BRIEF -
Copy the rows from the line with "uI element localization: list" to the line with "label-a-middle: a [255,445,263,461]", both included, without changing anything. Leave the pictures out of your copy.

DATA FOR THIS EXERCISE -
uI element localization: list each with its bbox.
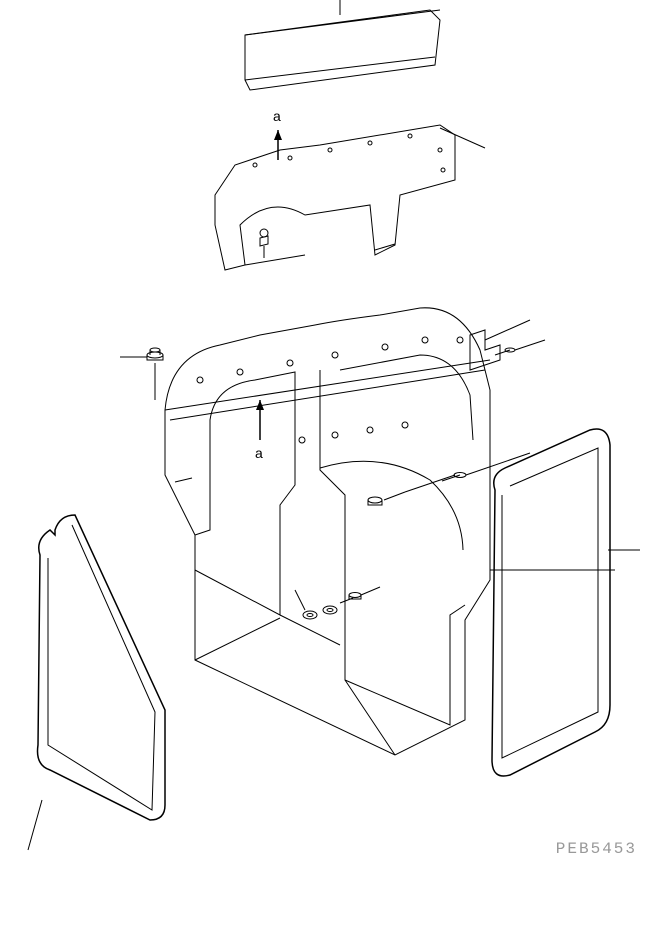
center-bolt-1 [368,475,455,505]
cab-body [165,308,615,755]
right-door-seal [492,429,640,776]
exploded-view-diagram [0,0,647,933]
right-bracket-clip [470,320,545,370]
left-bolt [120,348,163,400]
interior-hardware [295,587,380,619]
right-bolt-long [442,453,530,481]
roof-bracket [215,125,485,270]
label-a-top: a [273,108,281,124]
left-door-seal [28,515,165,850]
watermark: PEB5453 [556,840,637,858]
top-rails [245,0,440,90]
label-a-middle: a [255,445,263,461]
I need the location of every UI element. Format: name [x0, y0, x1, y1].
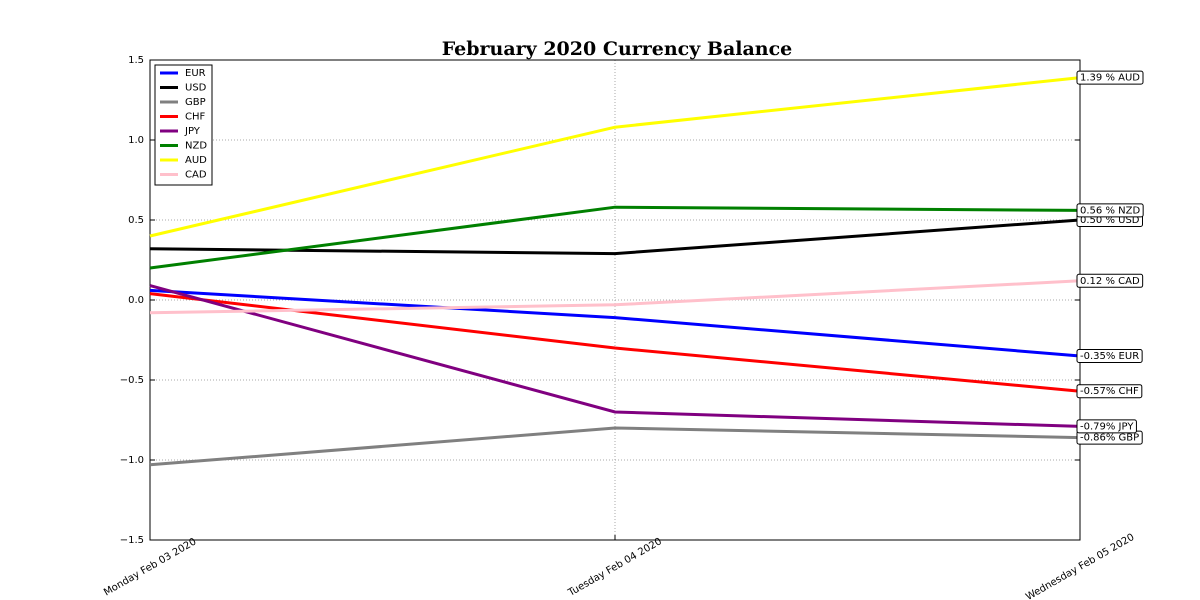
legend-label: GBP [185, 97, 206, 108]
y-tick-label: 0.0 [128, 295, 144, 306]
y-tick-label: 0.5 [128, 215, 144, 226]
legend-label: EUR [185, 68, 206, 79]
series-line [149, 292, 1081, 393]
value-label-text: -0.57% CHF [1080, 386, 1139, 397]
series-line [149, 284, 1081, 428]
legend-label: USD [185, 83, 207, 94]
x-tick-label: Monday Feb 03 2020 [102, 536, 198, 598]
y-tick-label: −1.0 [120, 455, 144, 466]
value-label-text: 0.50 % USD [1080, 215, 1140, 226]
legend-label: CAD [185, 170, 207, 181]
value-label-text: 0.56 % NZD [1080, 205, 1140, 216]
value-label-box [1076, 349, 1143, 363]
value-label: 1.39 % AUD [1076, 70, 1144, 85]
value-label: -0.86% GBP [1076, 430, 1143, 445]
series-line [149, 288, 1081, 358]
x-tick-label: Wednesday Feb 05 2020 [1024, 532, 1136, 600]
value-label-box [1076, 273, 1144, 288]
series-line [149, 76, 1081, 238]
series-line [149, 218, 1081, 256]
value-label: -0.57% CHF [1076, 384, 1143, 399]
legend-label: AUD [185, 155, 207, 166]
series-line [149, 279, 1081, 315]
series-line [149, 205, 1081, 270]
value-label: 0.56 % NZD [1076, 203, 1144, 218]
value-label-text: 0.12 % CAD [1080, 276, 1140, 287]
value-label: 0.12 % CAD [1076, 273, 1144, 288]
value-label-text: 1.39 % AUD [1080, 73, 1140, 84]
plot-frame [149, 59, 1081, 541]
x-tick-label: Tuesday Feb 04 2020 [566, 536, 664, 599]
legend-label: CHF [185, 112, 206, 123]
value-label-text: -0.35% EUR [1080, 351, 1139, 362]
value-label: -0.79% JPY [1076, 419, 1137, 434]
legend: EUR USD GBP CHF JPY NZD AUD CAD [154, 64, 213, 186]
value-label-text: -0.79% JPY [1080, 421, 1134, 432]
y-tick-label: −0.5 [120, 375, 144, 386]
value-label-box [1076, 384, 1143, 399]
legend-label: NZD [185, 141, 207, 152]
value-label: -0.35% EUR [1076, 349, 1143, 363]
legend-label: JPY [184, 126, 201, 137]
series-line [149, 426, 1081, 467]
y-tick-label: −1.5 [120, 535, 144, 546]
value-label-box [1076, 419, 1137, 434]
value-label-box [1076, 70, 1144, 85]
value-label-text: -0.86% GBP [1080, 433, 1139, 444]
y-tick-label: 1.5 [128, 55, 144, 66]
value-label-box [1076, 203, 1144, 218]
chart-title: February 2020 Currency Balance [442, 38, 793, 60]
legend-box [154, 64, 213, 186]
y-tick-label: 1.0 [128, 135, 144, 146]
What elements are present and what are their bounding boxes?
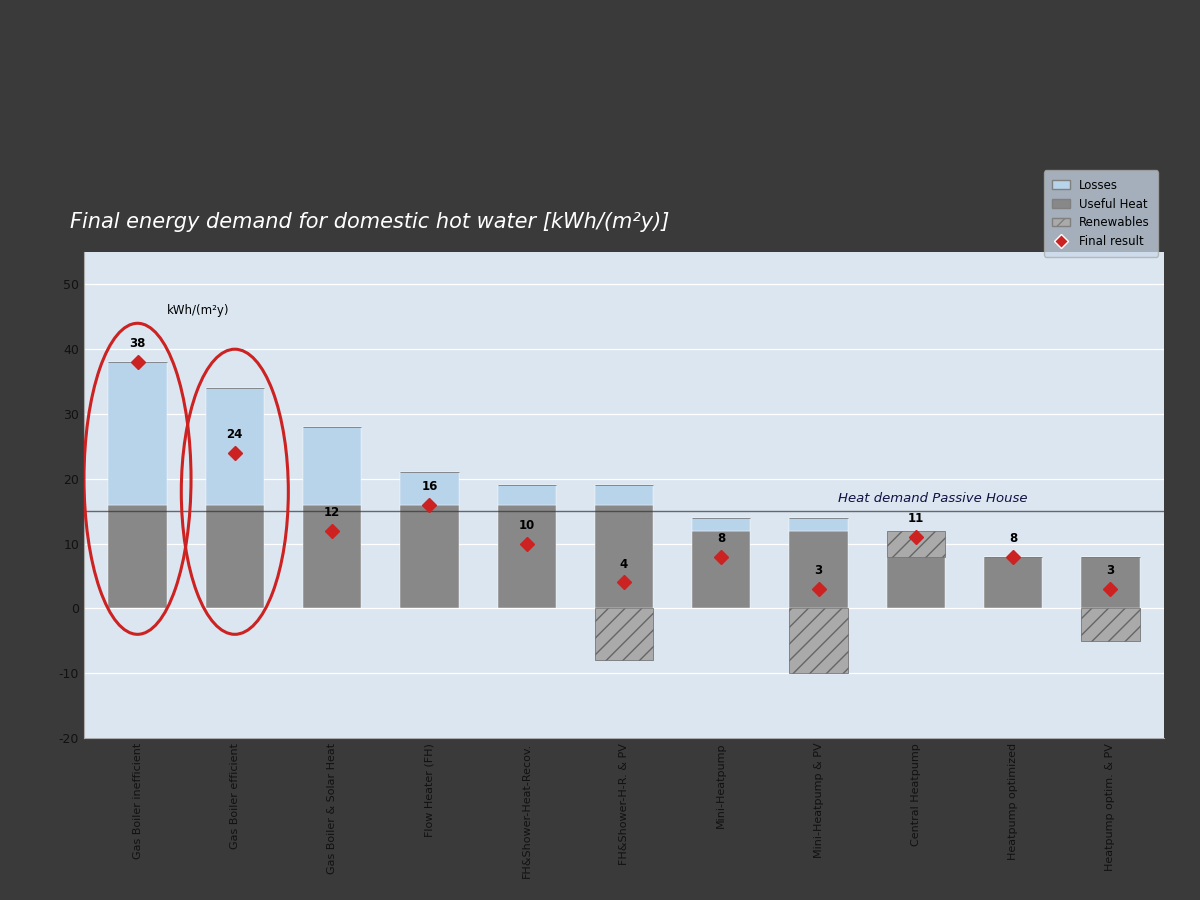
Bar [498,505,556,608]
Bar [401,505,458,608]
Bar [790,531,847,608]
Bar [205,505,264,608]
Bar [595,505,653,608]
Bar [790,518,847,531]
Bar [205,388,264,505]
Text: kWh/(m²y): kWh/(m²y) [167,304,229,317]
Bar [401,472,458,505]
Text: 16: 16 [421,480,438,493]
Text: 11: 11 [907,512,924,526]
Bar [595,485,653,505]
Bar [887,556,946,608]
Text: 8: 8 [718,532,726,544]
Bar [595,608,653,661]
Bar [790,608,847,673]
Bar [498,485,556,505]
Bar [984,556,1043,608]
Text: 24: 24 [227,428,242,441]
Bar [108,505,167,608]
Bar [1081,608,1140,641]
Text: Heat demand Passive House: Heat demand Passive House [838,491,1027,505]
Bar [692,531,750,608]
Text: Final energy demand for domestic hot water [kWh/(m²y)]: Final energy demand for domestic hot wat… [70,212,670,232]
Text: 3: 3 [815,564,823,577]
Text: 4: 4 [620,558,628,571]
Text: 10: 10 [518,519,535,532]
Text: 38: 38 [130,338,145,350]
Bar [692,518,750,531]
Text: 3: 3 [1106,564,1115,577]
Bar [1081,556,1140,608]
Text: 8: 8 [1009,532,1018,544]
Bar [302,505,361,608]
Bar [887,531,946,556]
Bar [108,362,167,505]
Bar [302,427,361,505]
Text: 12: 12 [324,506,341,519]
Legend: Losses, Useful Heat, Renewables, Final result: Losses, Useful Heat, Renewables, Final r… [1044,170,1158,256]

--

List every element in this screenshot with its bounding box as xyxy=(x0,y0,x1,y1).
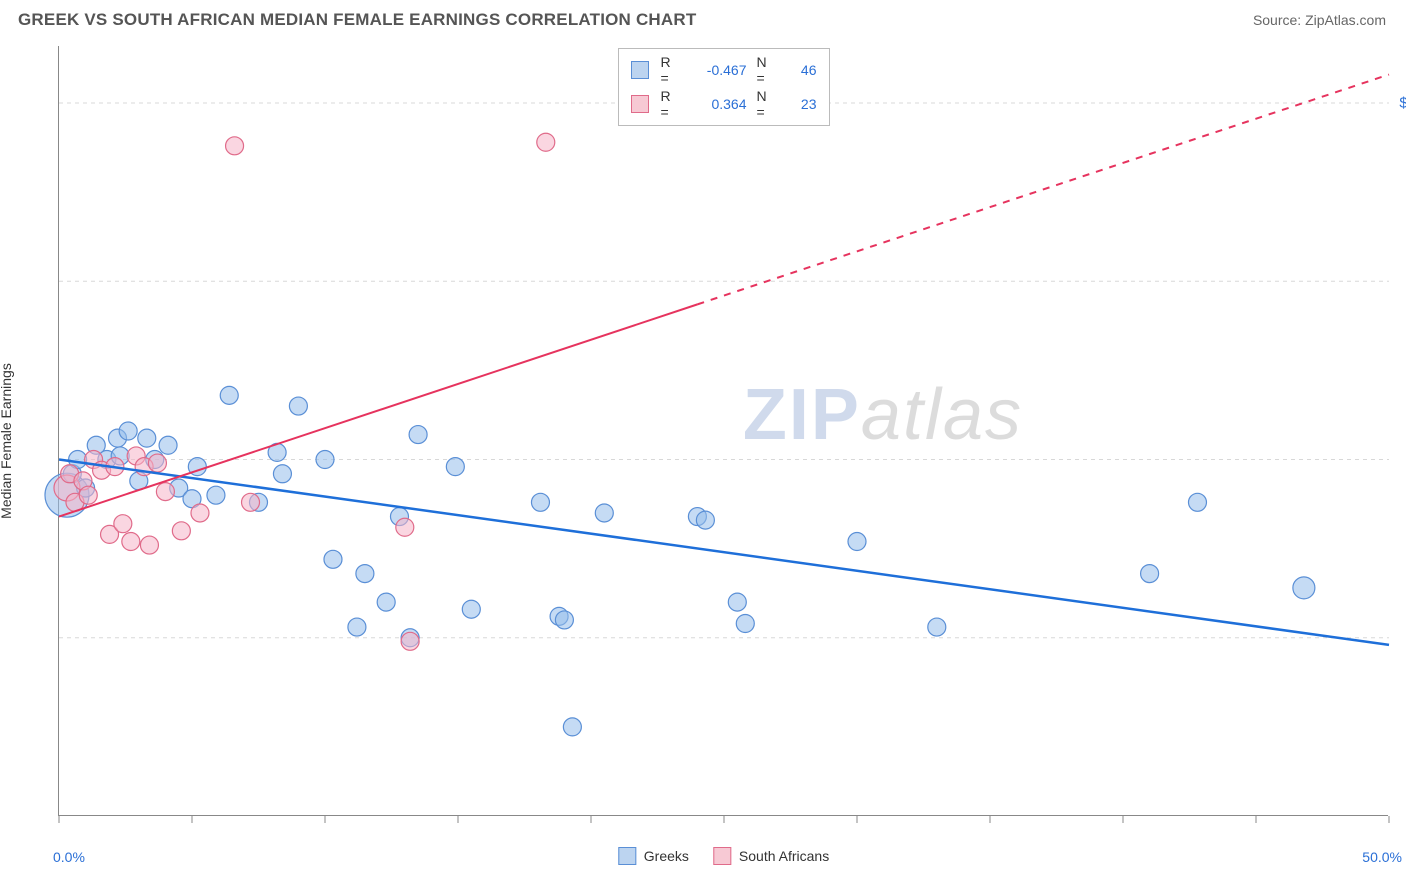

...

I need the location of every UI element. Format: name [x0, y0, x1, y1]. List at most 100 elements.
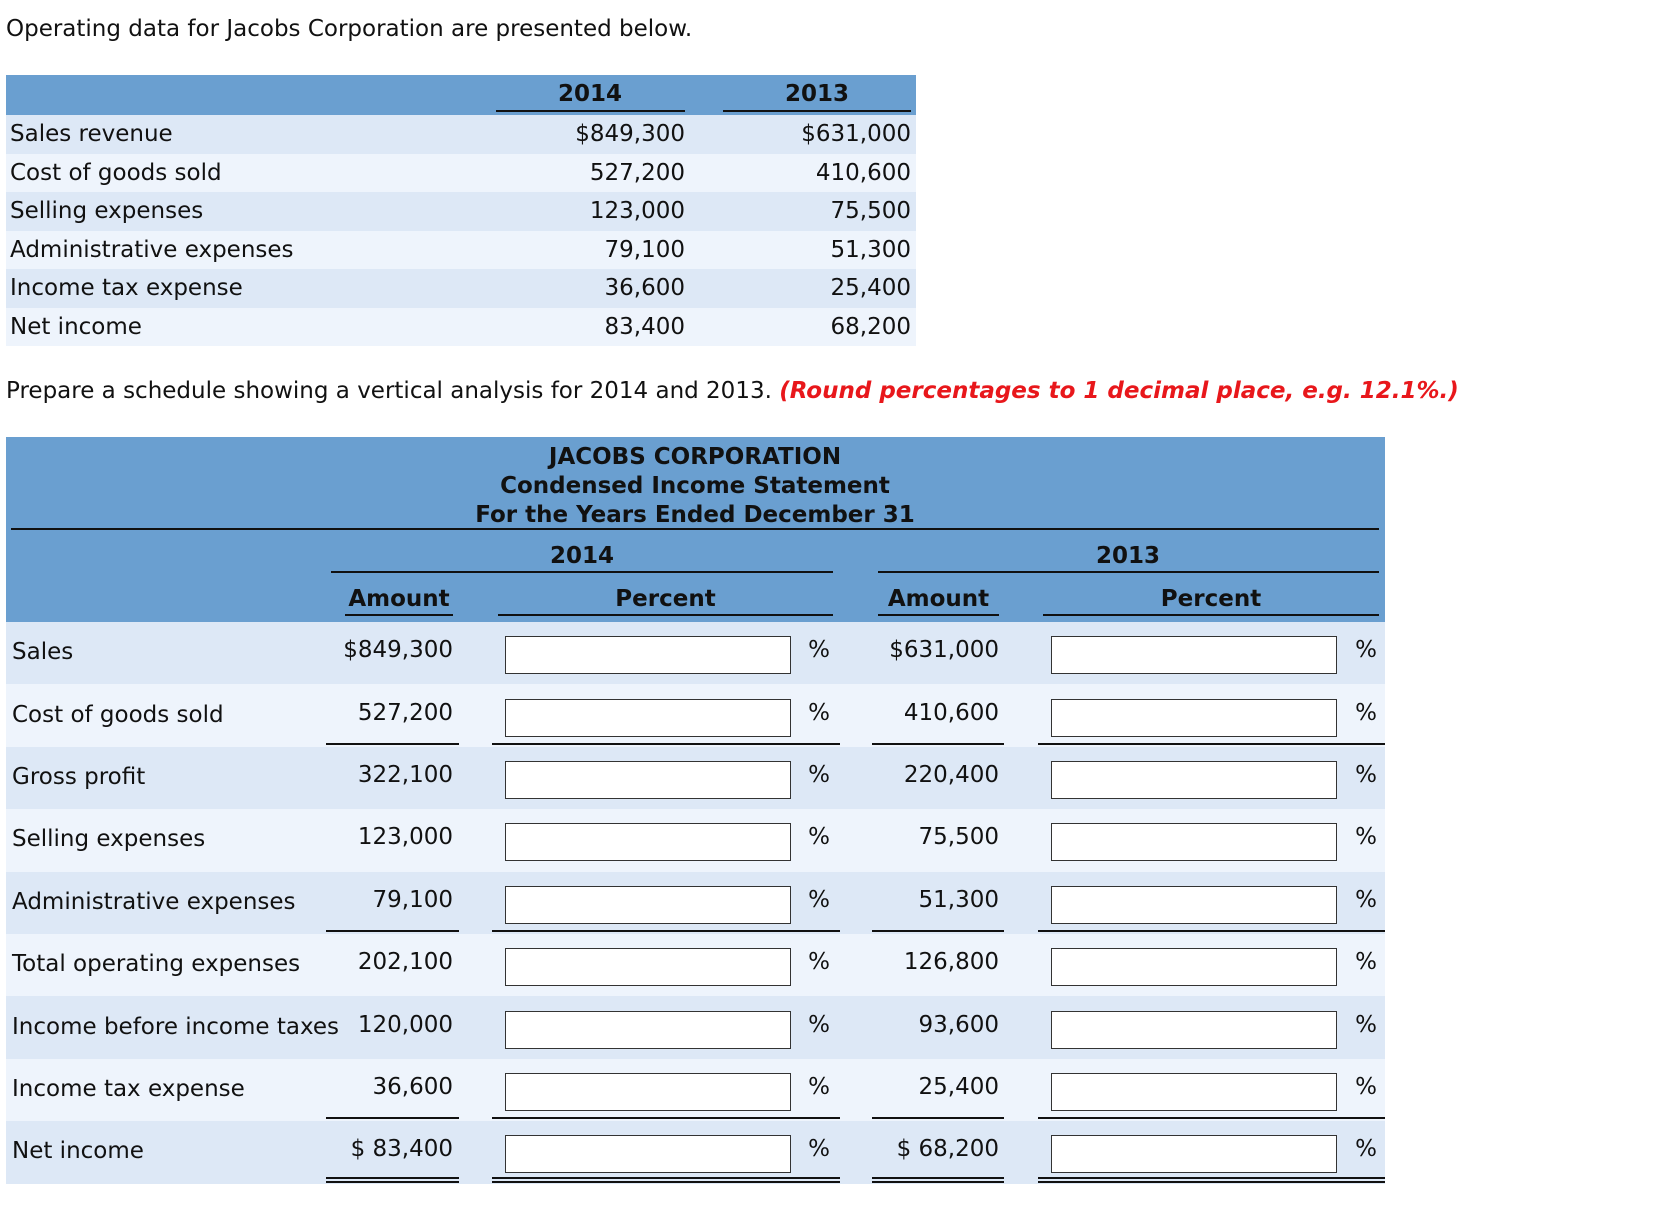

RESULT BELOW -
uI element localization: list each with its bbox.
center-bolt-1 [368,475,455,505]
cab-body [165,308,615,755]
right-door-seal [492,429,640,776]
exploded-view-diagram [0,0,647,933]
right-bracket-clip [470,320,545,370]
left-bolt [120,348,163,400]
interior-hardware [295,587,380,619]
right-bolt-long [442,453,530,481]
roof-bracket [215,125,485,270]
label-a-top: a [273,108,281,124]
left-door-seal [28,515,165,850]
watermark: PEB5453 [556,840,637,858]
top-rails [245,0,440,90]
label-a-middle: a [255,445,263,461]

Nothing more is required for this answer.